Leaving out the pictures, transcribe all of the records faithfully.
== Dataset records
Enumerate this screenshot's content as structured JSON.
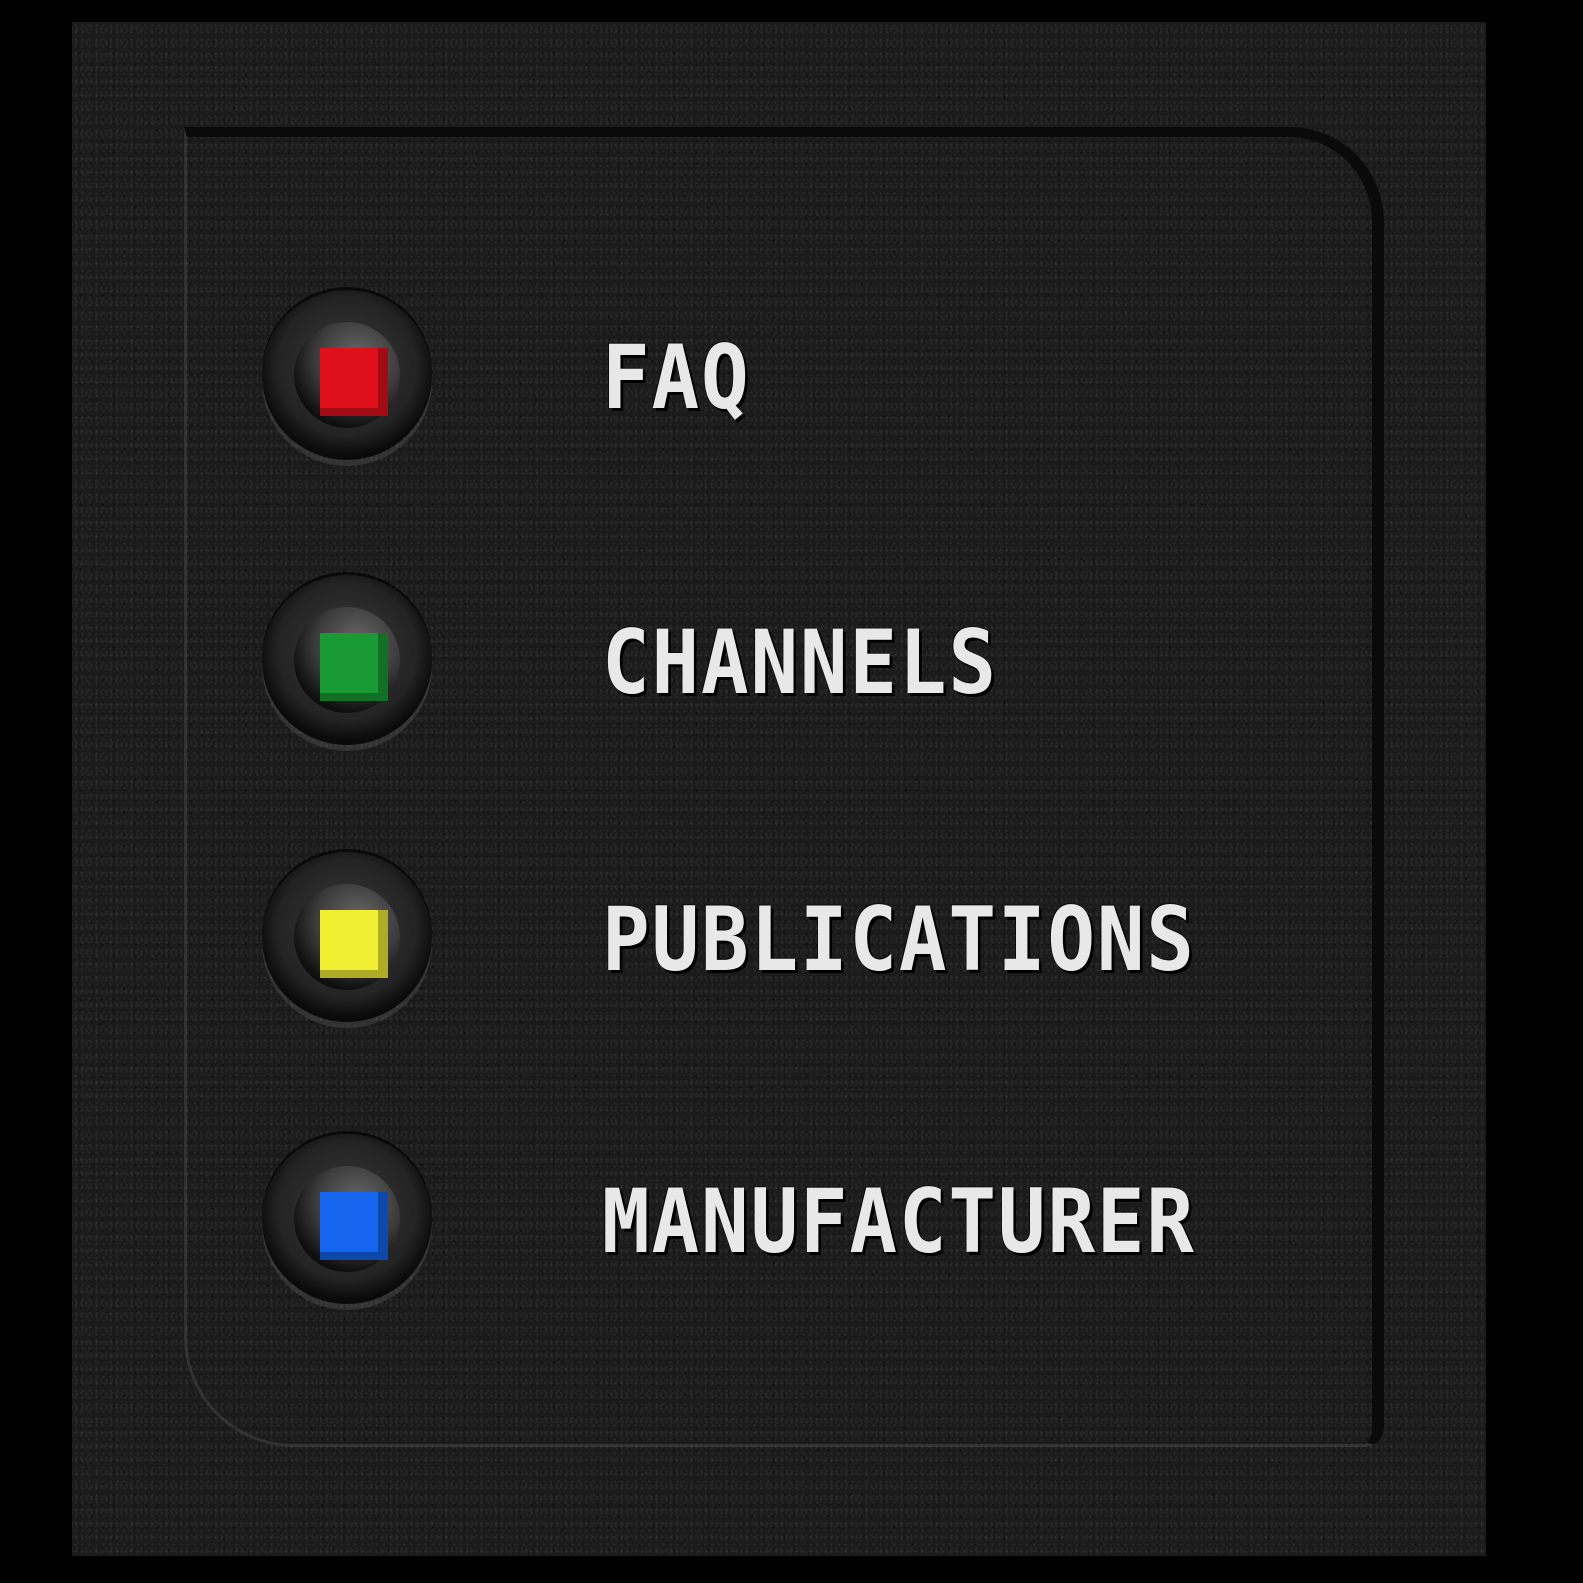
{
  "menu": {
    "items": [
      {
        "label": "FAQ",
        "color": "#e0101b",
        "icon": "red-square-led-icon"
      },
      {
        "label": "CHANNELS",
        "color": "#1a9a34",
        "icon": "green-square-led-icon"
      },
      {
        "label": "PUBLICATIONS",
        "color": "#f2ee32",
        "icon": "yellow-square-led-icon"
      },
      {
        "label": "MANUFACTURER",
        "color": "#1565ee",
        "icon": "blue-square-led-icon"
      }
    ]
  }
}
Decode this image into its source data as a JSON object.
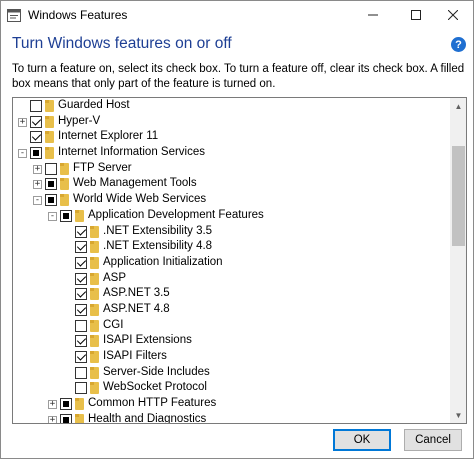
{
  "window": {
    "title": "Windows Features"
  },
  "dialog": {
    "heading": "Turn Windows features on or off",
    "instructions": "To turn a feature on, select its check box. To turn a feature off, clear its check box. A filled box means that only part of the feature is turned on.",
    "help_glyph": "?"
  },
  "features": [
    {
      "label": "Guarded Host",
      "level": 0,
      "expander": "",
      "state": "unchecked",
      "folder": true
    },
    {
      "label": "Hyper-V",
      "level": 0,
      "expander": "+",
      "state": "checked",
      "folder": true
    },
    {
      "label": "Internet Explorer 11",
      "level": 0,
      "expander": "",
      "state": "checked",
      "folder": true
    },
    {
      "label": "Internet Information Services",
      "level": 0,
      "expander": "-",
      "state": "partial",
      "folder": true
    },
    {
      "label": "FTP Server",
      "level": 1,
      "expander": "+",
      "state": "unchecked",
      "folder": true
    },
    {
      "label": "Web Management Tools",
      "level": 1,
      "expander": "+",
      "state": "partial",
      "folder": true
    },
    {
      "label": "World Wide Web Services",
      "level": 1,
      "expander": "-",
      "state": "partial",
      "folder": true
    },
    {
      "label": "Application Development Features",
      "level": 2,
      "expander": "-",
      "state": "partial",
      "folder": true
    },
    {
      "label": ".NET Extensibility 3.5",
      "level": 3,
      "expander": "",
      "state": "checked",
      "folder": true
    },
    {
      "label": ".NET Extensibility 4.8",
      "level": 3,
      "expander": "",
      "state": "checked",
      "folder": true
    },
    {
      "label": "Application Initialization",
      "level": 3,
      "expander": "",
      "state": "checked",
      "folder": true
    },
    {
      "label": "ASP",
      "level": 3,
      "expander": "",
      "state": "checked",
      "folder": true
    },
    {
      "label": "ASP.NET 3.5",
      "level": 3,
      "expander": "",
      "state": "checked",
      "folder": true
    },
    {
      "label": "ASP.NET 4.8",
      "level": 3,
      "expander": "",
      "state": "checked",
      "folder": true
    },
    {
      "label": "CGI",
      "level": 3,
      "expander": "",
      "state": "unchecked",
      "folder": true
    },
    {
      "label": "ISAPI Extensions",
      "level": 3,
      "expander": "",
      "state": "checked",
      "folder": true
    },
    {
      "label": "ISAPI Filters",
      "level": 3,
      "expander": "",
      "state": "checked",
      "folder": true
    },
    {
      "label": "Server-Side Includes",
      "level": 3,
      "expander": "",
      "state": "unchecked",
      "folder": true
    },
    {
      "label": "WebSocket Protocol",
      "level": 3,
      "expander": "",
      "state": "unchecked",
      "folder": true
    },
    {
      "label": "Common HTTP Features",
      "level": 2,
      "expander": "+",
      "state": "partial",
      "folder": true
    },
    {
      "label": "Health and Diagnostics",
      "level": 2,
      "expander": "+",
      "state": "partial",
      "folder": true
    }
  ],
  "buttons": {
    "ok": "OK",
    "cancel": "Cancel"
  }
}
====
**Answer for the task**.
Enumerate this screenshot's content as structured JSON.
{
  "menu": {
    "items": [
      {
        "label": "FAQ",
        "color": "#e0101b",
        "icon": "red-square-led-icon"
      },
      {
        "label": "CHANNELS",
        "color": "#1a9a34",
        "icon": "green-square-led-icon"
      },
      {
        "label": "PUBLICATIONS",
        "color": "#f2ee32",
        "icon": "yellow-square-led-icon"
      },
      {
        "label": "MANUFACTURER",
        "color": "#1565ee",
        "icon": "blue-square-led-icon"
      }
    ]
  }
}
Decode this image into its source data as a JSON object.
{
  "window": {
    "title": "Windows Features"
  },
  "dialog": {
    "heading": "Turn Windows features on or off",
    "instructions": "To turn a feature on, select its check box. To turn a feature off, clear its check box. A filled box means that only part of the feature is turned on.",
    "help_glyph": "?"
  },
  "features": [
    {
      "label": "Guarded Host",
      "level": 0,
      "expander": "",
      "state": "unchecked",
      "folder": true
    },
    {
      "label": "Hyper-V",
      "level": 0,
      "expander": "+",
      "state": "checked",
      "folder": true
    },
    {
      "label": "Internet Explorer 11",
      "level": 0,
      "expander": "",
      "state": "checked",
      "folder": true
    },
    {
      "label": "Internet Information Services",
      "level": 0,
      "expander": "-",
      "state": "partial",
      "folder": true
    },
    {
      "label": "FTP Server",
      "level": 1,
      "expander": "+",
      "state": "unchecked",
      "folder": true
    },
    {
      "label": "Web Management Tools",
      "level": 1,
      "expander": "+",
      "state": "partial",
      "folder": true
    },
    {
      "label": "World Wide Web Services",
      "level": 1,
      "expander": "-",
      "state": "partial",
      "folder": true
    },
    {
      "label": "Application Development Features",
      "level": 2,
      "expander": "-",
      "state": "partial",
      "folder": true
    },
    {
      "label": ".NET Extensibility 3.5",
      "level": 3,
      "expander": "",
      "state": "checked",
      "folder": true
    },
    {
      "label": ".NET Extensibility 4.8",
      "level": 3,
      "expander": "",
      "state": "checked",
      "folder": true
    },
    {
      "label": "Application Initialization",
      "level": 3,
      "expander": "",
      "state": "checked",
      "folder": true
    },
    {
      "label": "ASP",
      "level": 3,
      "expander": "",
      "state": "checked",
      "folder": true
    },
    {
      "label": "ASP.NET 3.5",
      "level": 3,
      "expander": "",
      "state": "checked",
      "folder": true
    },
    {
      "label": "ASP.NET 4.8",
      "level": 3,
      "expander": "",
      "state": "checked",
      "folder": true
    },
    {
      "label": "CGI",
      "level": 3,
      "expander": "",
      "state": "unchecked",
      "folder": true
    },
    {
      "label": "ISAPI Extensions",
      "level": 3,
      "expander": "",
      "state": "checked",
      "folder": true
    },
    {
      "label": "ISAPI Filters",
      "level": 3,
      "expander": "",
      "state": "checked",
      "folder": true
    },
    {
      "label": "Server-Side Includes",
      "level": 3,
      "expander": "",
      "state": "unchecked",
      "folder": true
    },
    {
      "label": "WebSocket Protocol",
      "level": 3,
      "expander": "",
      "state": "unchecked",
      "folder": true
    },
    {
      "label": "Common HTTP Features",
      "level": 2,
      "expander": "+",
      "state": "partial",
      "folder": true
    },
    {
      "label": "Health and Diagnostics",
      "level": 2,
      "expander": "+",
      "state": "partial",
      "folder": true
    }
  ],
  "buttons": {
    "ok": "OK",
    "cancel": "Cancel"
  }
}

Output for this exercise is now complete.